## begin
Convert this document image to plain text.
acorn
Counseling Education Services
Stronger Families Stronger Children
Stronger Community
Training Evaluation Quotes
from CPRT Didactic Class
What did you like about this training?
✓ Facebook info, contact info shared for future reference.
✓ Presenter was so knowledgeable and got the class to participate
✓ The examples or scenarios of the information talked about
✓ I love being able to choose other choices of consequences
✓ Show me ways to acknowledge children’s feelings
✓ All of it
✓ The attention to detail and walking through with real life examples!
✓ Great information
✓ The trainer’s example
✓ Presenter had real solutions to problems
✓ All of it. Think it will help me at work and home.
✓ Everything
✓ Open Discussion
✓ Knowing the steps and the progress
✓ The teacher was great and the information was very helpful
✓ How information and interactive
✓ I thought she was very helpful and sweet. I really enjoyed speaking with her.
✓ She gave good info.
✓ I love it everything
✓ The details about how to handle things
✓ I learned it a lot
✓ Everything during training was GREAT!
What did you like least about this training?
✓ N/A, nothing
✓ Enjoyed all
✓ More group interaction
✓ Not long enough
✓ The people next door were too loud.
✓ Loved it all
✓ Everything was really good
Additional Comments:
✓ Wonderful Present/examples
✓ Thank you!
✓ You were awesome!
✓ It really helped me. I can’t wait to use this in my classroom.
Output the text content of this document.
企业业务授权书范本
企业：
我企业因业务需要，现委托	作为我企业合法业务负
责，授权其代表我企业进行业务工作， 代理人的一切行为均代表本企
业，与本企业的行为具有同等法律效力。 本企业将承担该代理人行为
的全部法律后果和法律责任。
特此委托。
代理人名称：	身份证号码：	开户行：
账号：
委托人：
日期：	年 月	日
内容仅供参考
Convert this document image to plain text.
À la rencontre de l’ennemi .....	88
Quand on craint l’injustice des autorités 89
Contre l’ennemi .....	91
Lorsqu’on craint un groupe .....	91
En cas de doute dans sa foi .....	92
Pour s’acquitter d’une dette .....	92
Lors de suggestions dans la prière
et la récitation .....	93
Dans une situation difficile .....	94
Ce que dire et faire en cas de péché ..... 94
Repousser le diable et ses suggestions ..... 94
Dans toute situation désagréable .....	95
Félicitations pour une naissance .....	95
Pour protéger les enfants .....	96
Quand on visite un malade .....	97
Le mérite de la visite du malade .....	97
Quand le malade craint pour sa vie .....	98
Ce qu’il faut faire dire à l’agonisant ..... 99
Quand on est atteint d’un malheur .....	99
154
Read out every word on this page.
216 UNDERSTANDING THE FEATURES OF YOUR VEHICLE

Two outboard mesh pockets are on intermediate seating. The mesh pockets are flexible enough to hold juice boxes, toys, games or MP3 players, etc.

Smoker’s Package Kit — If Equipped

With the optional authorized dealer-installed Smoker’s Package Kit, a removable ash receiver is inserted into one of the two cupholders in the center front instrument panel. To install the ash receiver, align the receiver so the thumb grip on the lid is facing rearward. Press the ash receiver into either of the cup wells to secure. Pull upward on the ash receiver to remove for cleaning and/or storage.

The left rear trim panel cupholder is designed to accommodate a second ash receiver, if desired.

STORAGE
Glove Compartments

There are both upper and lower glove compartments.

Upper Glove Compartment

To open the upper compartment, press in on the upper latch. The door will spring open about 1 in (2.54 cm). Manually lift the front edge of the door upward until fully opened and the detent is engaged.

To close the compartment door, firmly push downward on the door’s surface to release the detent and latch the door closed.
## end
**What is required**
Word for word, extract all the records.

**Answer to this problem**
Convert this document image to plain text.
acorn
Counseling Education Services
Stronger Families Stronger Children
Stronger Community
Training Evaluation Quotes
from CPRT Didactic Class
What did you like about this training?
✓ Facebook info, contact info shared for future reference.
✓ Presenter was so knowledgeable and got the class to participate
✓ The examples or scenarios of the information talked about
✓ I love being able to choose other choices of consequences
✓ Show me ways to acknowledge children’s feelings
✓ All of it
✓ The attention to detail and walking through with real life examples!
✓ Great information
✓ The trainer’s example
✓ Presenter had real solutions to problems
✓ All of it. Think it will help me at work and home.
✓ Everything
✓ Open Discussion
✓ Knowing the steps and the progress
✓ The teacher was great and the information was very helpful
✓ How information and interactive
✓ I thought she was very helpful and sweet. I really enjoyed speaking with her.
✓ She gave good info.
✓ I love it everything
✓ The details about how to handle things
✓ I learned it a lot
✓ Everything during training was GREAT!
What did you like least about this training?
✓ N/A, nothing
✓ Enjoyed all
✓ More group interaction
✓ Not long enough
✓ The people next door were too loud.
✓ Loved it all
✓ Everything was really good
Additional Comments:
✓ Wonderful Present/examples
✓ Thank you!
✓ You were awesome!
✓ It really helped me. I can’t wait to use this in my classroom.
Output the text content of this document.
企业业务授权书范本
企业：
我企业因业务需要，现委托	作为我企业合法业务负
责，授权其代表我企业进行业务工作， 代理人的一切行为均代表本企
业，与本企业的行为具有同等法律效力。 本企业将承担该代理人行为
的全部法律后果和法律责任。
特此委托。
代理人名称：	身份证号码：	开户行：
账号：
委托人：
日期：	年 月	日
内容仅供参考
Convert this document image to plain text.
À la rencontre de l’ennemi .....	88
Quand on craint l’injustice des autorités 89
Contre l’ennemi .....	91
Lorsqu’on craint un groupe .....	91
En cas de doute dans sa foi .....	92
Pour s’acquitter d’une dette .....	92
Lors de suggestions dans la prière
et la récitation .....	93
Dans une situation difficile .....	94
Ce que dire et faire en cas de péché ..... 94
Repousser le diable et ses suggestions ..... 94
Dans toute situation désagréable .....	95
Félicitations pour une naissance .....	95
Pour protéger les enfants .....	96
Quand on visite un malade .....	97
Le mérite de la visite du malade .....	97
Quand le malade craint pour sa vie .....	98
Ce qu’il faut faire dire à l’agonisant ..... 99
Quand on est atteint d’un malheur .....	99
154
Read out every word on this page.
216 UNDERSTANDING THE FEATURES OF YOUR VEHICLE

Two outboard mesh pockets are on intermediate seating. The mesh pockets are flexible enough to hold juice boxes, toys, games or MP3 players, etc.

Smoker’s Package Kit — If Equipped

With the optional authorized dealer-installed Smoker’s Package Kit, a removable ash receiver is inserted into one of the two cupholders in the center front instrument panel. To install the ash receiver, align the receiver so the thumb grip on the lid is facing rearward. Press the ash receiver into either of the cup wells to secure. Pull upward on the ash receiver to remove for cleaning and/or storage.

The left rear trim panel cupholder is designed to accommodate a second ash receiver, if desired.

STORAGE
Glove Compartments

There are both upper and lower glove compartments.

Upper Glove Compartment

To open the upper compartment, press in on the upper latch. The door will spring open about 1 in (2.54 cm). Manually lift the front edge of the door upward until fully opened and the detent is engaged.

To close the compartment door, firmly push downward on the door’s surface to release the detent and latch the door closed.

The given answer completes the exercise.